* [INPUT FOR THIS TASK]:
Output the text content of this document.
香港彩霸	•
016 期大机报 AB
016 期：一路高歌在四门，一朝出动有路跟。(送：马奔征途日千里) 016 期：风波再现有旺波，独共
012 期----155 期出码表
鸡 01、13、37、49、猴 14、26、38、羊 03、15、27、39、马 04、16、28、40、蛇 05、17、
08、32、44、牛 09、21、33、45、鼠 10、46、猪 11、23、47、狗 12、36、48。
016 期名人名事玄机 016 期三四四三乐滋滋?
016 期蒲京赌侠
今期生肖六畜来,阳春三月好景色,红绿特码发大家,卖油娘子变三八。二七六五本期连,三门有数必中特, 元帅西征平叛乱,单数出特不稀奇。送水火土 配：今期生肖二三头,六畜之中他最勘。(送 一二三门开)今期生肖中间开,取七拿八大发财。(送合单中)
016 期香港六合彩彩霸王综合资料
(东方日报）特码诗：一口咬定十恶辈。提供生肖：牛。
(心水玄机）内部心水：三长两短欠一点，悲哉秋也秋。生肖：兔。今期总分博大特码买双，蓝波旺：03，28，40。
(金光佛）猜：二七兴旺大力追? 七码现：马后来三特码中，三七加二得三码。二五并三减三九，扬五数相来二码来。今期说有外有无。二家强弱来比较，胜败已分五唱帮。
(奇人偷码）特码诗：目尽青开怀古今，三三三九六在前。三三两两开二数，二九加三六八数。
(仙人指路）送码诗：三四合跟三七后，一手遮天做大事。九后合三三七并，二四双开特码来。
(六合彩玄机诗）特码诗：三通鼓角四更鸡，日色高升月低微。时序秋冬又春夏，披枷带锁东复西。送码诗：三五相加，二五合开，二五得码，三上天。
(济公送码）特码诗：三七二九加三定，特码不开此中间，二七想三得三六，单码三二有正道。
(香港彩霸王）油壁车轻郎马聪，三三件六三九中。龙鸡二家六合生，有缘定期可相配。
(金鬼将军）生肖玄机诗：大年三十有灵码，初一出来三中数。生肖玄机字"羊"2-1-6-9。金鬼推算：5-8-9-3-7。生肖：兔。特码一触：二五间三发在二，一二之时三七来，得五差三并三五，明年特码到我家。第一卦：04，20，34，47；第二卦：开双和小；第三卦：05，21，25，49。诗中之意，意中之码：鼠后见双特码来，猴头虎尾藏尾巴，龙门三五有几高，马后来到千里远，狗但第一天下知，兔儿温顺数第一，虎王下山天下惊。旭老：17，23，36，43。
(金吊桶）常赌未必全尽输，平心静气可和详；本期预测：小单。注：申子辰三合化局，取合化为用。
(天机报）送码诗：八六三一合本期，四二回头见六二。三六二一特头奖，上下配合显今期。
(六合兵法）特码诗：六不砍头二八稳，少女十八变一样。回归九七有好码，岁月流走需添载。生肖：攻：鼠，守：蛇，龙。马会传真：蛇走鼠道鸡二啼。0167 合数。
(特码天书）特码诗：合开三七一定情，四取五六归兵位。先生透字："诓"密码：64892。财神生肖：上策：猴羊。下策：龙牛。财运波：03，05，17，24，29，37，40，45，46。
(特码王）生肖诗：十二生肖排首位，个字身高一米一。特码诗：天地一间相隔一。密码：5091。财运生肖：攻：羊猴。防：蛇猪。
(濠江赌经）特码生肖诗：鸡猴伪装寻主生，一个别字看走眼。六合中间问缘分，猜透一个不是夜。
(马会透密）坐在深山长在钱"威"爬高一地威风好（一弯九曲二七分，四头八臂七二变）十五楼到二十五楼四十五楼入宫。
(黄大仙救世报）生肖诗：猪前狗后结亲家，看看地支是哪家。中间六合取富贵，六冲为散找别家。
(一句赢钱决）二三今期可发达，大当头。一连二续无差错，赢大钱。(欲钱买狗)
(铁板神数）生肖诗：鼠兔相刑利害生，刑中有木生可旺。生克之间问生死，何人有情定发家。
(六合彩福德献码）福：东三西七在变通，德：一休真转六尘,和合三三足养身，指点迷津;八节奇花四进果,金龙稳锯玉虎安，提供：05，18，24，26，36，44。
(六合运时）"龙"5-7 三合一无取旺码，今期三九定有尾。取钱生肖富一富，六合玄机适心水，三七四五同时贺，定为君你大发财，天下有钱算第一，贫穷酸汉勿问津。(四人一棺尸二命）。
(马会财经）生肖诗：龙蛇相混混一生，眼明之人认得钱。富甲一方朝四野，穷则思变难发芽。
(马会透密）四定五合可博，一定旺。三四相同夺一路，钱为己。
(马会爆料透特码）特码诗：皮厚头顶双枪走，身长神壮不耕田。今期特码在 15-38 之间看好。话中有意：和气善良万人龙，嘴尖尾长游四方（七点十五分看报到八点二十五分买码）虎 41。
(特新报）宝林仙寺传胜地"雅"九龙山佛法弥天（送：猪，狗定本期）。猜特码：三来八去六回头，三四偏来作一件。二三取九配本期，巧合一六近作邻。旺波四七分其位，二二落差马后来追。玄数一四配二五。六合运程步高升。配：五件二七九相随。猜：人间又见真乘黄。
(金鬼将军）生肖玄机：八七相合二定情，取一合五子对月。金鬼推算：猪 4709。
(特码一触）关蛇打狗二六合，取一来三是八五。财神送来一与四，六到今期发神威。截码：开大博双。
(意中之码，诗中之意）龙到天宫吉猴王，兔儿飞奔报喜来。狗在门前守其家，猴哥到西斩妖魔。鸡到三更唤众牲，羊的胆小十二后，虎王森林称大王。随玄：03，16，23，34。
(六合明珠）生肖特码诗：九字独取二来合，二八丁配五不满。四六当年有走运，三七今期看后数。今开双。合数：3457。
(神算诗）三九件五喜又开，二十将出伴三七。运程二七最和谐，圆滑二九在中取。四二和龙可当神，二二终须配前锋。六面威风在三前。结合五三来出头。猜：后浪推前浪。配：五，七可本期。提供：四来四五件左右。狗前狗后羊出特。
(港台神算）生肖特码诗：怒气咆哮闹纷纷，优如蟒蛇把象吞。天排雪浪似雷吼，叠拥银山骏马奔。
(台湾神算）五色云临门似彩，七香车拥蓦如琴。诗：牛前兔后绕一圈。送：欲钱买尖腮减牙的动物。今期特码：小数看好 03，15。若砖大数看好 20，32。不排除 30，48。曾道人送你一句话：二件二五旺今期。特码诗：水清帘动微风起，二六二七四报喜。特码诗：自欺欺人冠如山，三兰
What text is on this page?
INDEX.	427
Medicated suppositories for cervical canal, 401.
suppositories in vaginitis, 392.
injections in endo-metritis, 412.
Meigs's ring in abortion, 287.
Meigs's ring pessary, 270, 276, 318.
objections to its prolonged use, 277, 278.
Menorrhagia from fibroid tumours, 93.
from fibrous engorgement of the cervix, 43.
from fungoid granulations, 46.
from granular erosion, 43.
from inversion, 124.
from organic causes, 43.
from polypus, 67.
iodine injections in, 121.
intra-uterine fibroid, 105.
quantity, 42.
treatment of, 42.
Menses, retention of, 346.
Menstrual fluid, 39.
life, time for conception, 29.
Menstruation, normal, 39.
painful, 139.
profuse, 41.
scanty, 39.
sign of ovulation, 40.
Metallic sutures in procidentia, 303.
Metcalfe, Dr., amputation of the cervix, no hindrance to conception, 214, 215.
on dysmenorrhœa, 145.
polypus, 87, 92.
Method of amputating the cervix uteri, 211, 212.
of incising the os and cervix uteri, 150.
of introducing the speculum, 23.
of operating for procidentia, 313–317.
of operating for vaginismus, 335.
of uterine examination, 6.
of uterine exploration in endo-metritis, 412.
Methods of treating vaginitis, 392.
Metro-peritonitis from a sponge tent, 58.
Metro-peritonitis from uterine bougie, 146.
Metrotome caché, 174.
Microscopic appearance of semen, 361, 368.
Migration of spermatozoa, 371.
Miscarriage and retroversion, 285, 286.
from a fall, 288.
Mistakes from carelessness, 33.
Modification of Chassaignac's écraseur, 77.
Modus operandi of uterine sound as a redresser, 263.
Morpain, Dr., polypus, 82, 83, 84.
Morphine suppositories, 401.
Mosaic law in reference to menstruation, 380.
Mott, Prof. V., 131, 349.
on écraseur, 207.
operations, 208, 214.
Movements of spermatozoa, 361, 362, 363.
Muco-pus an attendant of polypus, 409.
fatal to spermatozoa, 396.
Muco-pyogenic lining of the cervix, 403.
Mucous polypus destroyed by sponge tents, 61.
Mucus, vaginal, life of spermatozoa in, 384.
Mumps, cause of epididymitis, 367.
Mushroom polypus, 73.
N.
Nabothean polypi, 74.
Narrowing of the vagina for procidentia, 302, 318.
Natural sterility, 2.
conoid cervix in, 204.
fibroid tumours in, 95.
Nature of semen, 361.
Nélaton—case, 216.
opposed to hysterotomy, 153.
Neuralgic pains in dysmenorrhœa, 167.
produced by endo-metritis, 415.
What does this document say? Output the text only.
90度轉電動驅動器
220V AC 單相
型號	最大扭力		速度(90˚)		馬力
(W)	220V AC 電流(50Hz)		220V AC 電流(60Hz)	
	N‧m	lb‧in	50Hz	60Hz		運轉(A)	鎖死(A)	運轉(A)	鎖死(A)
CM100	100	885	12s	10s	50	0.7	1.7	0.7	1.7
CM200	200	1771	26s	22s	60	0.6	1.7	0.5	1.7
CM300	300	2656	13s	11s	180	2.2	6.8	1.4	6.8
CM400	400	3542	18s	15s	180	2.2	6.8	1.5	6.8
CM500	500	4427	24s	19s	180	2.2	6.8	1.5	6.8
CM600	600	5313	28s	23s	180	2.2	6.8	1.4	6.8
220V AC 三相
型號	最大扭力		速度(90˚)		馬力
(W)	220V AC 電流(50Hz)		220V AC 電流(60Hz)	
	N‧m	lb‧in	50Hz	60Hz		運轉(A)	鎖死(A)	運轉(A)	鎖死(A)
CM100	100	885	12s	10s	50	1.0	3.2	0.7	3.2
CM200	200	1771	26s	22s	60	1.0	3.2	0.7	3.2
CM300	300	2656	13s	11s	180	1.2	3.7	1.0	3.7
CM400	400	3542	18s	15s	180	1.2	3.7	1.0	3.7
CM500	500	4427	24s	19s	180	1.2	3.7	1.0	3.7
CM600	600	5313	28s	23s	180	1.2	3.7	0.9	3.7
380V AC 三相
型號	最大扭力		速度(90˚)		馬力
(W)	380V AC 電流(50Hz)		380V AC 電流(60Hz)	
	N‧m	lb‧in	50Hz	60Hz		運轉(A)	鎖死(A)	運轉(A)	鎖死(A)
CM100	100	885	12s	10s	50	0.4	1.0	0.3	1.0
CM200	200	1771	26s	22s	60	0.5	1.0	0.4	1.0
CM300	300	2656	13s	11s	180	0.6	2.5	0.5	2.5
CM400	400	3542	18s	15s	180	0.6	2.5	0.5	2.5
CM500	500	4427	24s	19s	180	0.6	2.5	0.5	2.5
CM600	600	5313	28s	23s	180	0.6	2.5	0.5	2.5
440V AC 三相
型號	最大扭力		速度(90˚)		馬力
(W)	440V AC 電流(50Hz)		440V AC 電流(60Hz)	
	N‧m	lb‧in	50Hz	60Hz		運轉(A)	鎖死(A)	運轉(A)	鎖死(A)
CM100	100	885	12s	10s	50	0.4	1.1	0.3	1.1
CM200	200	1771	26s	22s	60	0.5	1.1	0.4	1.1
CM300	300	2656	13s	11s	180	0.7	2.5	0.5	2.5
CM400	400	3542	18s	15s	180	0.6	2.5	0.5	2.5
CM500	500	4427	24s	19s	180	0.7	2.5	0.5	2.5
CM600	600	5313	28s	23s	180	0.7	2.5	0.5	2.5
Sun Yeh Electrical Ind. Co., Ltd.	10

* [EXERCISE AIM]:
Take every line above carrying "spermatozoa" and return it.

* [ANSWER TO THIS EXERCISE]:
Migration of spermatozoa, 371.
Movements of spermatozoa, 361, 362, 363.
fatal to spermatozoa, 396.
Mucus, vaginal, life of spermatozoa in, 384.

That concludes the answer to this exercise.